• **Work to be completed**
Gather all lines in the entries that include the word "Correction".

• **Recorded information**
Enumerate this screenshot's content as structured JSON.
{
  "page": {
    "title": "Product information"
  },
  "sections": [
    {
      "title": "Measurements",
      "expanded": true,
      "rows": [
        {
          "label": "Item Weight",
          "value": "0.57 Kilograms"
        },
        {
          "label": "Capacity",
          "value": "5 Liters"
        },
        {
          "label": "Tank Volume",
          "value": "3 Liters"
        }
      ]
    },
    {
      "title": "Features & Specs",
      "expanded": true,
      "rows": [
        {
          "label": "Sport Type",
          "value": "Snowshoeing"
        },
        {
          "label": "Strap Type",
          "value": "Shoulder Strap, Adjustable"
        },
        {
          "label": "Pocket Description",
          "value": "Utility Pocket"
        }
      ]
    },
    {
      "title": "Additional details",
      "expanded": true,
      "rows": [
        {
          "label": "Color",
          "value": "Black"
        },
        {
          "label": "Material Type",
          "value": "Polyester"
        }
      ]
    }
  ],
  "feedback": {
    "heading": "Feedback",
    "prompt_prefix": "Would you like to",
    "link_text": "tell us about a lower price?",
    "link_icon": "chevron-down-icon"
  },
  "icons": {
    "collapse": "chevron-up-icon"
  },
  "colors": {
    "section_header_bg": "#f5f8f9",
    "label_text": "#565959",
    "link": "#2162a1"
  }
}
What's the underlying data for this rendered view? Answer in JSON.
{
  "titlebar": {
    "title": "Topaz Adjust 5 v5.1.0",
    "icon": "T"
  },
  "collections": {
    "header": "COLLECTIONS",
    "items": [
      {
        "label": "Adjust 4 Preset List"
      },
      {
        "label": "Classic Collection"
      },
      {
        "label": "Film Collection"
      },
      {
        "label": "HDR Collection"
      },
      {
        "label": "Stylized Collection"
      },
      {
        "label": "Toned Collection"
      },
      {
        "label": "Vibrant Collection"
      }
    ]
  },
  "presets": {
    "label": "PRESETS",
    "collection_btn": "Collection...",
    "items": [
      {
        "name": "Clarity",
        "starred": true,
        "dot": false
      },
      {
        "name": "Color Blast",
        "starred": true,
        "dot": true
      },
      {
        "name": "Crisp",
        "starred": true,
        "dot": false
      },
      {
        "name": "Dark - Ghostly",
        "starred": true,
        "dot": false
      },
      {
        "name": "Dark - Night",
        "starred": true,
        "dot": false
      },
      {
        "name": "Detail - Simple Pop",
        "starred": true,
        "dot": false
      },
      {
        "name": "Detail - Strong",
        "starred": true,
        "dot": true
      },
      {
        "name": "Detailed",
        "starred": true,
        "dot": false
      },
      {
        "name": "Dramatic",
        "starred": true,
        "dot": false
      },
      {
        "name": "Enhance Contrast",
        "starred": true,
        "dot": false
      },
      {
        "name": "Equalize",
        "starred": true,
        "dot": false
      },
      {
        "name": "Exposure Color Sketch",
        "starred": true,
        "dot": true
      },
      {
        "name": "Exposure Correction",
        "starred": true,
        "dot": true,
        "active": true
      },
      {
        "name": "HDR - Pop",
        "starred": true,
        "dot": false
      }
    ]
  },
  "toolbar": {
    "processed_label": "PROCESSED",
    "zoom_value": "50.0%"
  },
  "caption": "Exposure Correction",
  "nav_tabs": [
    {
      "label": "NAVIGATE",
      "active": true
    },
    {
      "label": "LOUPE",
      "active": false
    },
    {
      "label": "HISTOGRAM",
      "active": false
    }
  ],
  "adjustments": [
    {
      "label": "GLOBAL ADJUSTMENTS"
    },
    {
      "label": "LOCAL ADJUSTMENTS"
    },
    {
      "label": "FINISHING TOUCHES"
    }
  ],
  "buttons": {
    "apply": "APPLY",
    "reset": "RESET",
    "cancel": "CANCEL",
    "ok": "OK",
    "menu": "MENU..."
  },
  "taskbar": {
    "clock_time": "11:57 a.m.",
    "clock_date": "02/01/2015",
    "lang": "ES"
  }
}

• **Result of this task**
        "name": "Exposure Correction",
  "caption": "Exposure Correction",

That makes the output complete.